Exercise: Copy every line of the entries that includes the word "this".

**** Record list ****

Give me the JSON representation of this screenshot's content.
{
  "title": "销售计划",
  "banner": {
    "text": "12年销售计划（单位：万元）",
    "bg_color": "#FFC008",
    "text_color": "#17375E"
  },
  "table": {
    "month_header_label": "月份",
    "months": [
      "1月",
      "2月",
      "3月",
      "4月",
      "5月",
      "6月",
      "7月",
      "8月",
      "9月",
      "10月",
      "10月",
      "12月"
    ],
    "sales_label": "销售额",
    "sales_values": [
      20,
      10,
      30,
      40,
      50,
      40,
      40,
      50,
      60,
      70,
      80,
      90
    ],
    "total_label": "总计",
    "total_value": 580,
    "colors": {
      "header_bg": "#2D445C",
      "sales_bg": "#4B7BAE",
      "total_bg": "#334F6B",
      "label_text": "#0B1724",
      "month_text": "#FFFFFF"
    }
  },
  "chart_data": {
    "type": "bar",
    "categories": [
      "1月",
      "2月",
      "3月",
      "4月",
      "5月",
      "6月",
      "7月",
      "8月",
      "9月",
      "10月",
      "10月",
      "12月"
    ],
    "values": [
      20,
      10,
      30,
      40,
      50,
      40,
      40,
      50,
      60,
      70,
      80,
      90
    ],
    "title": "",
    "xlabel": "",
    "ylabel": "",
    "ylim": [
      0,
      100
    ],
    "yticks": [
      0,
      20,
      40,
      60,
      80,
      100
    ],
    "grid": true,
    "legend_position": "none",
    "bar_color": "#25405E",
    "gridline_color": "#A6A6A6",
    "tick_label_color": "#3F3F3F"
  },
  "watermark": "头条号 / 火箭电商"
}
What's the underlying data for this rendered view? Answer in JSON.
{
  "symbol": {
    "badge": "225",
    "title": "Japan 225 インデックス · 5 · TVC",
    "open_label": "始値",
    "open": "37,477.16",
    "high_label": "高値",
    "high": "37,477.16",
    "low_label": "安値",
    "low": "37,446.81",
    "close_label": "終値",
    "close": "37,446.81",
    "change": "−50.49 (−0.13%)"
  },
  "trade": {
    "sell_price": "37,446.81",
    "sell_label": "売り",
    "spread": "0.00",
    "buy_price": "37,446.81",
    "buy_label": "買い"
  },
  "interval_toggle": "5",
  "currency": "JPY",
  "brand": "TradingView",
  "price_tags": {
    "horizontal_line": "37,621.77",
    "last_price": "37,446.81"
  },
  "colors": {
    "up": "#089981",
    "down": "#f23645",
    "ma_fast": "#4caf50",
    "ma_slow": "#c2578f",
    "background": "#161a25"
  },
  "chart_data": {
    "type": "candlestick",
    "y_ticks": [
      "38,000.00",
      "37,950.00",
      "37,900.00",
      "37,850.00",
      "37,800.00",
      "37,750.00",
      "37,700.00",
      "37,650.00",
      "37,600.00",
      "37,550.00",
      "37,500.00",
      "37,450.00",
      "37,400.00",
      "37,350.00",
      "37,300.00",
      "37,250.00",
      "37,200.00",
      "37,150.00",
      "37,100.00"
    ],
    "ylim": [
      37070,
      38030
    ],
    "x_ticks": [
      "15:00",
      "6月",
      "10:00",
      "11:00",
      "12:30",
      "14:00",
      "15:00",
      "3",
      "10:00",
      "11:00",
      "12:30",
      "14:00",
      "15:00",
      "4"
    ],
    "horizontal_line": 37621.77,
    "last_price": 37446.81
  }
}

****

Problem solution:
Give me the JSON representation of this screenshot's content.
What's the underlying data for this rendered view? Answer in JSON.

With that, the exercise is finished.